Data items
= = = = = = =
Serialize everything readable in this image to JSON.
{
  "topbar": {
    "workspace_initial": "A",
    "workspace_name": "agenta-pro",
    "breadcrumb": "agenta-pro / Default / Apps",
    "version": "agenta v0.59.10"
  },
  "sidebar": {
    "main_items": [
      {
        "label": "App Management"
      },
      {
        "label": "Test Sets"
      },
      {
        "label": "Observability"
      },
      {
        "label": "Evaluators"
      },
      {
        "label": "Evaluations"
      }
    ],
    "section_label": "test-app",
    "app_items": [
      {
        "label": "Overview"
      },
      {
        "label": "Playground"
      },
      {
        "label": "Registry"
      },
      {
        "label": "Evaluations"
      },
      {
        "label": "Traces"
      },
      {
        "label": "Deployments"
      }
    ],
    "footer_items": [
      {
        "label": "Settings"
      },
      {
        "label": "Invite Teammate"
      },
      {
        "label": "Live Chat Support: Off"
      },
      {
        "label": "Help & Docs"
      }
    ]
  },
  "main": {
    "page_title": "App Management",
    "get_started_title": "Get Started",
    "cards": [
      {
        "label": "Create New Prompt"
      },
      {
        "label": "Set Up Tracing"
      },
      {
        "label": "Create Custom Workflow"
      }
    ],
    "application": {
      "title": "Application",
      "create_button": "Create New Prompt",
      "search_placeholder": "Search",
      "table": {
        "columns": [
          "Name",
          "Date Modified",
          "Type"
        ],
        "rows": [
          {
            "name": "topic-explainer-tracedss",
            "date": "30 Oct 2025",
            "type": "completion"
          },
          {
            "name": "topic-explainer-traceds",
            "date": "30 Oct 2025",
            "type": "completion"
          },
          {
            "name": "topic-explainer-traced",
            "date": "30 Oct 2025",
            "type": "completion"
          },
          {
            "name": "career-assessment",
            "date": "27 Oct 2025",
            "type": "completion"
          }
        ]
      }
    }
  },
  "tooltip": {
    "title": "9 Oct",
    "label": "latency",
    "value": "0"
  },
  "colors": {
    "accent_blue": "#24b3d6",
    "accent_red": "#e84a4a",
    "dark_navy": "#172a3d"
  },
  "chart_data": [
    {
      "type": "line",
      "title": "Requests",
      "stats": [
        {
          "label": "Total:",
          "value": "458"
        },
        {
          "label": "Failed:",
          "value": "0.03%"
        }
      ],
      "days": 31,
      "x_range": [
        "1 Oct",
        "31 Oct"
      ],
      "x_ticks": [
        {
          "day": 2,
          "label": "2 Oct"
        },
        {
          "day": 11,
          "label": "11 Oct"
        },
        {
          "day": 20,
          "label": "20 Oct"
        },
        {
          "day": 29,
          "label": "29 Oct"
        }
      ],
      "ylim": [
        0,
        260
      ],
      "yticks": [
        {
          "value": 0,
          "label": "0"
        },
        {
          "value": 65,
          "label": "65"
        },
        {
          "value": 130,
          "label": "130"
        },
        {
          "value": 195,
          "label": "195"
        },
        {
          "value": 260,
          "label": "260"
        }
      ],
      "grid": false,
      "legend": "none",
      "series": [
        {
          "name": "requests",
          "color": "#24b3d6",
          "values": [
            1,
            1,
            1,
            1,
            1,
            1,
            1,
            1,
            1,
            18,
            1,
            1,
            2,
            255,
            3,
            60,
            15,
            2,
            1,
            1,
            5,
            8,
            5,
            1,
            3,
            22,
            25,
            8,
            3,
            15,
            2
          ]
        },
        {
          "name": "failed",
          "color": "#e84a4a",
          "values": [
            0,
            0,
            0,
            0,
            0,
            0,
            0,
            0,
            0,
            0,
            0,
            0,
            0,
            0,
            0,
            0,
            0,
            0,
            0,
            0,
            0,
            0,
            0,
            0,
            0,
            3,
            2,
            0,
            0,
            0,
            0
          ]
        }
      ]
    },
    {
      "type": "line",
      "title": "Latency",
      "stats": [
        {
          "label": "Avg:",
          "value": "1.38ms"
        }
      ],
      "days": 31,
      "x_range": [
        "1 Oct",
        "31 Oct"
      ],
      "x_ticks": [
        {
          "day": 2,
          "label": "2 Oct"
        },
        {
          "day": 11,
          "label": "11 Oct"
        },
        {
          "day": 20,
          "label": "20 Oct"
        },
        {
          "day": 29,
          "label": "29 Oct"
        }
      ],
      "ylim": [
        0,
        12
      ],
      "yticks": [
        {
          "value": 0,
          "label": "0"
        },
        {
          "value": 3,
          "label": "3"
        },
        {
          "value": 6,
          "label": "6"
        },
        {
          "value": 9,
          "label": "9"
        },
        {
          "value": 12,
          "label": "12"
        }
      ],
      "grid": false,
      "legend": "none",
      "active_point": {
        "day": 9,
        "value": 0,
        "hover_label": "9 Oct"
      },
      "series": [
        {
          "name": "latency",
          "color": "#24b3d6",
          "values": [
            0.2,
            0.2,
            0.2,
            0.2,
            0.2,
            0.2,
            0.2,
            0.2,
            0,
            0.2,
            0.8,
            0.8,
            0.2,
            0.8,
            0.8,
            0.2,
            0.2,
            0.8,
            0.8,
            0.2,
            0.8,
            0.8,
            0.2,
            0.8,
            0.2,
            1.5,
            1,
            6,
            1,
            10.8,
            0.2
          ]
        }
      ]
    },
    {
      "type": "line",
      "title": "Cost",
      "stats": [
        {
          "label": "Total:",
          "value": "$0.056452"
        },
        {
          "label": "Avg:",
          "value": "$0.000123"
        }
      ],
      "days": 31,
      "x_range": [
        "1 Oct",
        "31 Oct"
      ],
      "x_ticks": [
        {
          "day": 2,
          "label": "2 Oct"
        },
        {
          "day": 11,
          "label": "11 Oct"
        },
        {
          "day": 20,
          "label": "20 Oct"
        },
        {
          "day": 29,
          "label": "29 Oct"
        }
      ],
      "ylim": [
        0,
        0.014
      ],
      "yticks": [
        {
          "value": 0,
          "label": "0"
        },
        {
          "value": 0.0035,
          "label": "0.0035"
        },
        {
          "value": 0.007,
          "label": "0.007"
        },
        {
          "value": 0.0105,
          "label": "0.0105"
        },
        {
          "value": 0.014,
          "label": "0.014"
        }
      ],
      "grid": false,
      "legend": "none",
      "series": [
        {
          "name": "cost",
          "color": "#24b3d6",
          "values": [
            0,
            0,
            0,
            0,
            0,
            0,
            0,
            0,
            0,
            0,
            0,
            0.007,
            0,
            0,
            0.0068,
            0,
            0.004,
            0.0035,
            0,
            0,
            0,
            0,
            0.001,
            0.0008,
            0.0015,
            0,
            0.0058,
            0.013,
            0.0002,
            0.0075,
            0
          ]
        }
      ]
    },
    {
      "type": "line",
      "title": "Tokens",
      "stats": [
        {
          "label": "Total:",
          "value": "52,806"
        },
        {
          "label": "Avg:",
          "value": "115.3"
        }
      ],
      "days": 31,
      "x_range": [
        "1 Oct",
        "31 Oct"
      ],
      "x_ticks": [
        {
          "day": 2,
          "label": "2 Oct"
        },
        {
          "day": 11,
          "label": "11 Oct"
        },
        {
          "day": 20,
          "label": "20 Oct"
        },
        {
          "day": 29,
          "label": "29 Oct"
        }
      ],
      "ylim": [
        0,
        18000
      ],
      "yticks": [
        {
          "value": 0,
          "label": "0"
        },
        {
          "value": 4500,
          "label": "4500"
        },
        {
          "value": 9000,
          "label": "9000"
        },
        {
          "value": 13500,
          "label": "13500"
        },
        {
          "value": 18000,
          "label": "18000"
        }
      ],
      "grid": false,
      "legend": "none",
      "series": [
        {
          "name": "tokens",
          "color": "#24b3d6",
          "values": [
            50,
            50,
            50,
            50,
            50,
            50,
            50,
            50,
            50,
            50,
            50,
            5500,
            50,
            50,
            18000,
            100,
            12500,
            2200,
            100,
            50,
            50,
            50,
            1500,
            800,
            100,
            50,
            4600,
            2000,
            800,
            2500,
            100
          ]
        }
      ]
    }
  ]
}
= = = = = = =
Copy out every line where the word "Create" occurs.

Answer to the exercise.
        "label": "Create New Prompt"
        "label": "Create Custom Workflow"
      "create_button": "Create New Prompt",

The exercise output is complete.